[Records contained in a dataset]
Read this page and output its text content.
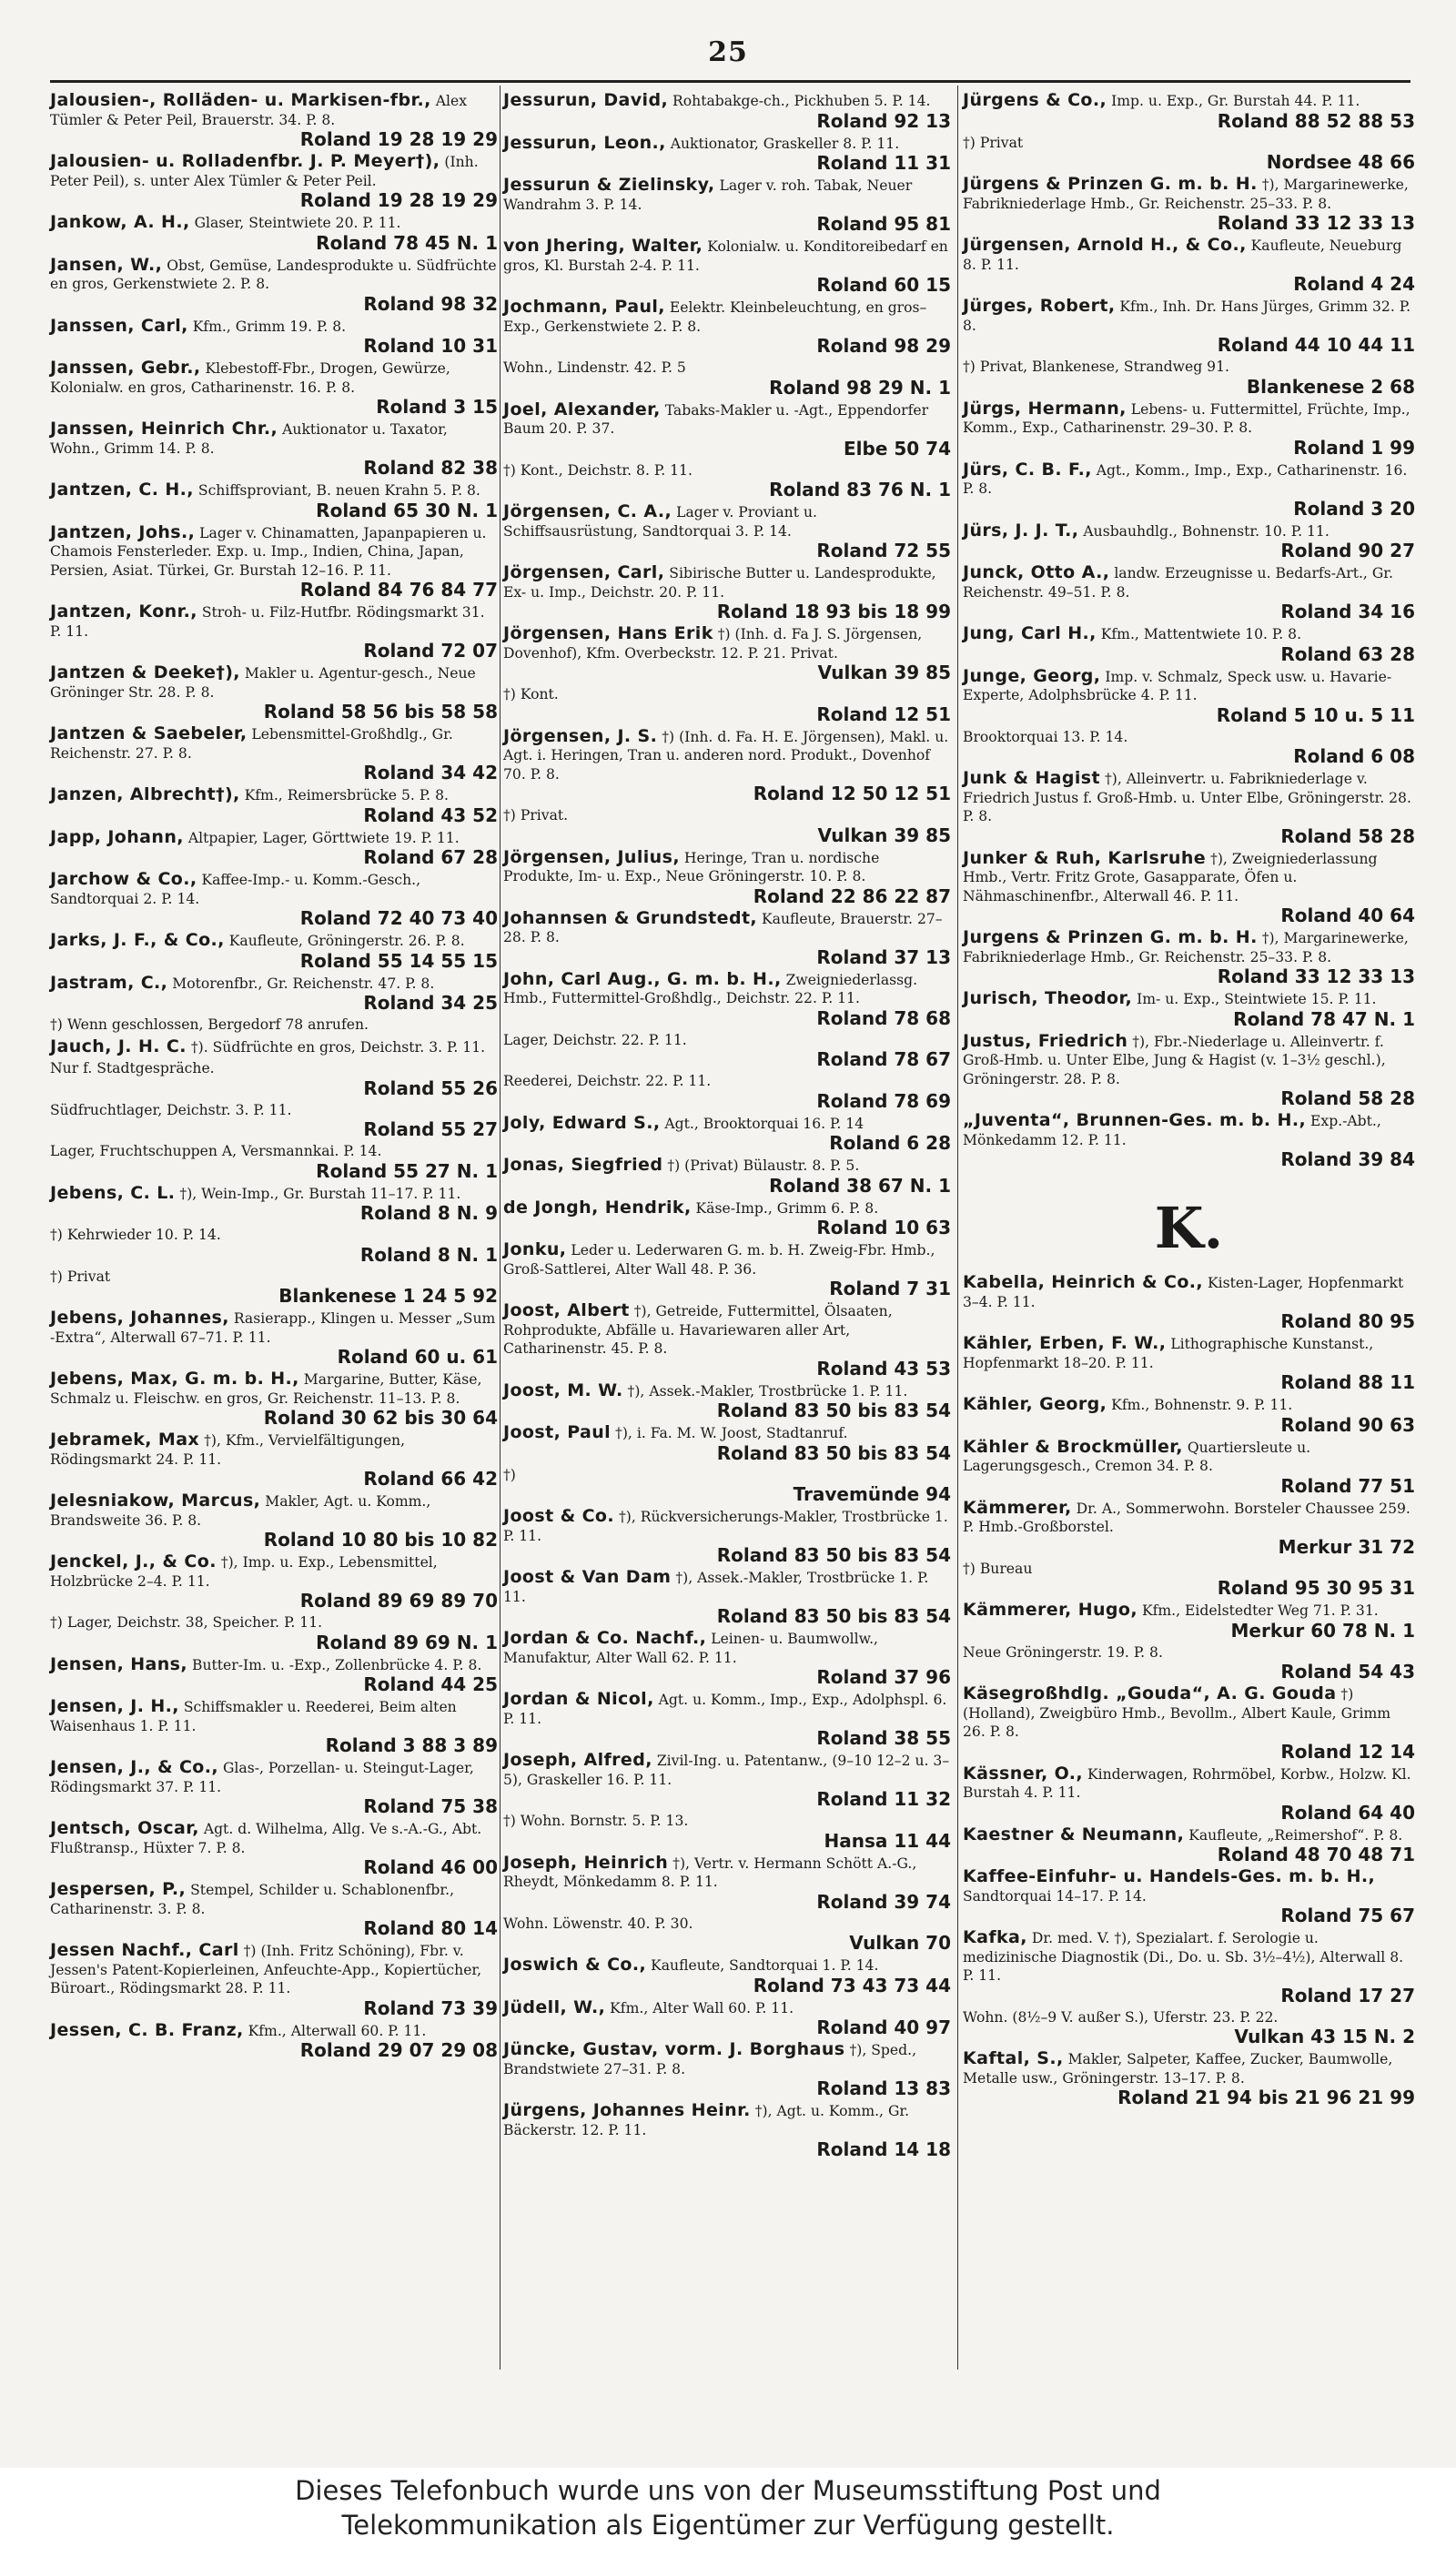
25
Jalousien-, Rolläden- u. Markisen-fbr., Alex Tümler & Peter Peil, Brauerstr. 34. P. 8.
Roland 19 28 19 29
Jalousien- u. Rolladenfbr. J. P. Meyer†), (Inh. Peter Peil), s. unter Alex Tümler & Peter Peil.
Roland 19 28 19 29
Jankow, A. H., Glaser, Steintwiete 20. P. 11.
Roland 78 45 N. 1
Jansen, W., Obst, Gemüse, Landesprodukte u. Südfrüchte en gros, Gerkenstwiete 2. P. 8.
Roland 98 32
Janssen, Carl, Kfm., Grimm 19. P. 8.
Roland 10 31
Janssen, Gebr., Klebestoff-Fbr., Drogen, Gewürze, Kolonialw. en gros, Catharinenstr. 16. P. 8.
Roland 3 15
Janssen, Heinrich Chr., Auktionator u. Taxator, Wohn., Grimm 14. P. 8.
Roland 82 38
Jantzen, C. H., Schiffsproviant, B. neuen Krahn 5. P. 8.
Roland 65 30 N. 1
Jantzen, Johs., Lager v. Chinamatten, Japanpapieren u. Chamois Fensterleder. Exp. u. Imp., Indien, China, Japan, Persien, Asiat. Türkei, Gr. Burstah 12–16. P. 11.
Roland 84 76 84 77
Jantzen, Konr., Stroh- u. Filz-Hutfbr. Rödingsmarkt 31. P. 11.
Roland 72 07
Jantzen & Deeke†), Makler u. Agentur-gesch., Neue Gröninger Str. 28. P. 8.
Roland 58 56 bis 58 58
Jantzen & Saebeler, Lebensmittel-Großhdlg., Gr. Reichenstr. 27. P. 8.
Roland 34 42
Janzen, Albrecht†), Kfm., Reimersbrücke 5. P. 8.
Roland 43 52
Japp, Johann, Altpapier, Lager, Görttwiete 19. P. 11.
Roland 67 28
Jarchow & Co., Kaffee-Imp.- u. Komm.-Gesch., Sandtorquai 2. P. 14.
Roland 72 40 73 40
Jarks, J. F., & Co., Kaufleute, Gröningerstr. 26. P. 8.
Roland 55 14 55 15
Jastram, C., Motorenfbr., Gr. Reichenstr. 47. P. 8.
Roland 34 25
†) Wenn geschlossen, Bergedorf 78 anrufen.
Jauch, J. H. C. †). Südfrüchte en gros, Deichstr. 3. P. 11.
Nur f. Stadtgespräche.
Roland 55 26
Südfruchtlager, Deichstr. 3. P. 11.
Roland 55 27
Lager, Fruchtschuppen A, Versmannkai. P. 14.
Roland 55 27 N. 1
Jebens, C. L. †), Wein-Imp., Gr. Burstah 11–17. P. 11.
Roland 8 N. 9
†) Kehrwieder 10. P. 14.
Roland 8 N. 1
†) Privat
Blankenese 1 24 5 92
Jebens, Johannes, Rasierapp., Klingen u. Messer „Sum -Extra“, Alterwall 67–71. P. 11.
Roland 60 u. 61
Jebens, Max, G. m. b. H., Margarine, Butter, Käse, Schmalz u. Fleischw. en gros, Gr. Reichenstr. 11–13. P. 8.
Roland 30 62 bis 30 64
Jebramek, Max †), Kfm., Vervielfältigungen, Rödingsmarkt 24. P. 11.
Roland 66 42
Jelesniakow, Marcus, Makler, Agt. u. Komm., Brandsweite 36. P. 8.
Roland 10 80 bis 10 82
Jenckel, J., & Co. †), Imp. u. Exp., Lebensmittel, Holzbrücke 2–4. P. 11.
Roland 89 69 89 70
†) Lager, Deichstr. 38, Speicher. P. 11.
Roland 89 69 N. 1
Jensen, Hans, Butter-Im. u. -Exp., Zollenbrücke 4. P. 8.
Roland 44 25
Jensen, J. H., Schiffsmakler u. Reederei, Beim alten Waisenhaus 1. P. 11.
Roland 3 88 3 89
Jensen, J., & Co., Glas-, Porzellan- u. Steingut-Lager, Rödingsmarkt 37. P. 11.
Roland 75 38
Jentsch, Oscar, Agt. d. Wilhelma, Allg. Ve s.-A.-G., Abt. Flußtransp., Hüxter 7. P. 8.
Roland 46 00
Jespersen, P., Stempel, Schilder u. Schablonenfbr., Catharinenstr. 3. P. 8.
Roland 80 14
Jessen Nachf., Carl †) (Inh. Fritz Schöning), Fbr. v. Jessen's Patent-Kopierleinen, Anfeuchte-App., Kopiertücher, Büroart., Rödingsmarkt 28. P. 11.
Roland 73 39
Jessen, C. B. Franz, Kfm., Alterwall 60. P. 11.
Roland 29 07 29 08
Jessurun, David, Rohtabakge-ch., Pickhuben 5. P. 14.
Roland 92 13
Jessurun, Leon., Auktionator, Graskeller 8. P. 11.
Roland 11 31
Jessurun & Zielinsky, Lager v. roh. Tabak, Neuer Wandrahm 3. P. 14.
Roland 95 81
von Jhering, Walter, Kolonialw. u. Konditoreibedarf en gros, Kl. Burstah 2-4. P. 11.
Roland 60 15
Jochmann, Paul, Eelektr. Kleinbeleuchtung, en gros–Exp., Gerkenstwiete 2. P. 8.
Roland 98 29
Wohn., Lindenstr. 42. P. 5
Roland 98 29 N. 1
Joel, Alexander, Tabaks-Makler u. -Agt., Eppendorfer Baum 20. P. 37.
Elbe 50 74
†) Kont., Deichstr. 8. P. 11.
Roland 83 76 N. 1
Jörgensen, C. A., Lager v. Proviant u. Schiffsausrüstung, Sandtorquai 3. P. 14.
Roland 72 55
Jörgensen, Carl, Sibirische Butter u. Landesprodukte, Ex- u. Imp., Deichstr. 20. P. 11.
Roland 18 93 bis 18 99
Jörgensen, Hans Erik †) (Inh. d. Fa J. S. Jörgensen, Dovenhof), Kfm. Overbeckstr. 12. P. 21. Privat.
Vulkan 39 85
†) Kont.
Roland 12 51
Jörgensen, J. S. †) (Inh. d. Fa. H. E. Jörgensen), Makl. u. Agt. i. Heringen, Tran u. anderen nord. Produkt., Dovenhof 70. P. 8.
Roland 12 50 12 51
†) Privat.
Vulkan 39 85
Jörgensen, Julius, Heringe, Tran u. nordische Produkte, Im- u. Exp., Neue Gröningerstr. 10. P. 8.
Roland 22 86 22 87
Johannsen & Grundstedt, Kaufleute, Brauerstr. 27–28. P. 8.
Roland 37 13
John, Carl Aug., G. m. b. H., Zweigniederlassg. Hmb., Futtermittel-Großhdlg., Deichstr. 22. P. 11.
Roland 78 68
Lager, Deichstr. 22. P. 11.
Roland 78 67
Reederei, Deichstr. 22. P. 11.
Roland 78 69
Joly, Edward S., Agt., Brooktorquai 16. P. 14
Roland 6 28
Jonas, Siegfried †) (Privat) Bülaustr. 8. P. 5.
Roland 38 67 N. 1
de Jongh, Hendrik, Käse-Imp., Grimm 6. P. 8.
Roland 10 63
Jonku, Leder u. Lederwaren G. m. b. H. Zweig-Fbr. Hmb., Groß-Sattlerei, Alter Wall 48. P. 36.
Roland 7 31
Joost, Albert †), Getreide, Futtermittel, Ölsaaten, Rohprodukte, Abfälle u. Havariewaren aller Art, Catharinenstr. 45. P. 8.
Roland 43 53
Joost, M. W. †), Assek.-Makler, Trostbrücke 1. P. 11.
Roland 83 50 bis 83 54
Joost, Paul †), i. Fa. M. W. Joost, Stadtanruf.
Roland 83 50 bis 83 54
†)
Travemünde 94
Joost & Co. †), Rückversicherungs-Makler, Trostbrücke 1. P. 11.
Roland 83 50 bis 83 54
Joost & Van Dam †), Assek.-Makler, Trostbrücke 1. P. 11.
Roland 83 50 bis 83 54
Jordan & Co. Nachf., Leinen- u. Baumwollw., Manufaktur, Alter Wall 62. P. 11.
Roland 37 96
Jordan & Nicol, Agt. u. Komm., Imp., Exp., Adolphspl. 6. P. 11.
Roland 38 55
Joseph, Alfred, Zivil-Ing. u. Patentanw., (9–10 12–2 u. 3–5), Graskeller 16. P. 11.
Roland 11 32
†) Wohn. Bornstr. 5. P. 13.
Hansa 11 44
Joseph, Heinrich †), Vertr. v. Hermann Schött A.-G., Rheydt, Mönkedamm 8. P. 11.
Roland 39 74
Wohn. Löwenstr. 40. P. 30.
Vulkan 70
Joswich & Co., Kaufleute, Sandtorquai 1. P. 14.
Roland 73 43 73 44
Jüdell, W., Kfm., Alter Wall 60. P. 11.
Roland 40 97
Jüncke, Gustav, vorm. J. Borghaus †), Sped., Brandstwiete 27–31. P. 8.
Roland 13 83
Jürgens, Johannes Heinr. †), Agt. u. Komm., Gr. Bäckerstr. 12. P. 11.
Roland 14 18
Jürgens & Co., Imp. u. Exp., Gr. Burstah 44. P. 11.
Roland 88 52 88 53
†) Privat
Nordsee 48 66
Jürgens & Prinzen G. m. b. H. †), Margarinewerke, Fabrikniederlage Hmb., Gr. Reichenstr. 25–33. P. 8.
Roland 33 12 33 13
Jürgensen, Arnold H., & Co., Kaufleute, Neueburg 8. P. 11.
Roland 4 24
Jürges, Robert, Kfm., Inh. Dr. Hans Jürges, Grimm 32. P. 8.
Roland 44 10 44 11
†) Privat, Blankenese, Strandweg 91.
Blankenese 2 68
Jürgs, Hermann, Lebens- u. Futtermittel, Früchte, Imp., Komm., Exp., Catharinenstr. 29–30. P. 8.
Roland 1 99
Jürs, C. B. F., Agt., Komm., Imp., Exp., Catharinenstr. 16. P. 8.
Roland 3 20
Jürs, J. J. T., Ausbauhdlg., Bohnenstr. 10. P. 11.
Roland 90 27
Junck, Otto A., landw. Erzeugnisse u. Bedarfs-Art., Gr. Reichenstr. 49–51. P. 8.
Roland 34 16
Jung, Carl H., Kfm., Mattentwiete 10. P. 8.
Roland 63 28
Junge, Georg, Imp. v. Schmalz, Speck usw. u. Havarie-Experte, Adolphsbrücke 4. P. 11.
Roland 5 10 u. 5 11
Brooktorquai 13. P. 14.
Roland 6 08
Junk & Hagist †), Alleinvertr. u. Fabrikniederlage v. Friedrich Justus f. Groß-Hmb. u. Unter Elbe, Gröningerstr. 28. P. 8.
Roland 58 28
Junker & Ruh, Karlsruhe †), Zweigniederlassung Hmb., Vertr. Fritz Grote, Gasapparate, Öfen u. Nähmaschinenfbr., Alterwall 46. P. 11.
Roland 40 64
Jurgens & Prinzen G. m. b. H. †), Margarinewerke, Fabrikniederlage Hmb., Gr. Reichenstr. 25–33. P. 8.
Roland 33 12 33 13
Jurisch, Theodor, Im- u. Exp., Steintwiete 15. P. 11.
Roland 78 47 N. 1
Justus, Friedrich †), Fbr.-Niederlage u. Alleinvertr. f. Groß-Hmb. u. Unter Elbe, Jung & Hagist (v. 1–3½ geschl.), Gröningerstr. 28. P. 8.
Roland 58 28
„Juventa“, Brunnen-Ges. m. b. H., Exp.-Abt., Mönkedamm 12. P. 11.
Roland 39 84
K.
Kabella, Heinrich & Co., Kisten-Lager, Hopfenmarkt 3–4. P. 11.
Roland 80 95
Kähler, Erben, F. W., Lithographische Kunstanst., Hopfenmarkt 18–20. P. 11.
Roland 88 11
Kähler, Georg, Kfm., Bohnenstr. 9. P. 11.
Roland 90 63
Kähler & Brockmüller, Quartiersleute u. Lagerungsgesch., Cremon 34. P. 8.
Roland 77 51
Kämmerer, Dr. A., Sommerwohn. Borsteler Chaussee 259. P. Hmb.-Großborstel.
Merkur 31 72
†) Bureau
Roland 95 30 95 31
Kämmerer, Hugo, Kfm., Eidelstedter Weg 71. P. 31.
Merkur 60 78 N. 1
Neue Gröningerstr. 19. P. 8.
Roland 54 43
Käsegroßhdlg. „Gouda“, A. G. Gouda †) (Holland), Zweigbüro Hmb., Bevollm., Albert Kaule, Grimm 26. P. 8.
Roland 12 14
Kässner, O., Kinderwagen, Rohrmöbel, Korbw., Holzw. Kl. Burstah 4. P. 11.
Roland 64 40
Kaestner & Neumann, Kaufleute, „Reimershof“. P. 8.
Roland 48 70 48 71
Kaffee-Einfuhr- u. Handels-Ges. m. b. H., Sandtorquai 14–17. P. 14.
Roland 75 67
Kafka, Dr. med. V. †), Spezialart. f. Serologie u. medizinische Diagnostik (Di., Do. u. Sb. 3½–4½), Alterwall 8. P. 11.
Roland 17 27
Wohn. (8½–9 V. außer S.), Uferstr. 23. P. 22.
Vulkan 43 15 N. 2
Kaftal, S., Makler, Salpeter, Kaffee, Zucker, Baumwolle, Metalle usw., Gröningerstr. 13–17. P. 8.
Roland 21 94 bis 21 96 21 99
Dieses Telefonbuch wurde uns von der Museumsstiftung Post und
Telekommunikation als Eigentümer zur Verfügung gestellt.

• [Exercise] Select every line where the word "Johannes" occurs.

• [In response]
Jebens, Johannes, Rasierapp., Klingen u. Messer „Sum -Extra“, Alterwall 67–71. P. 11.
Jürgens, Johannes Heinr. †), Agt. u. Komm., Gr. Bäckerstr. 12. P. 11.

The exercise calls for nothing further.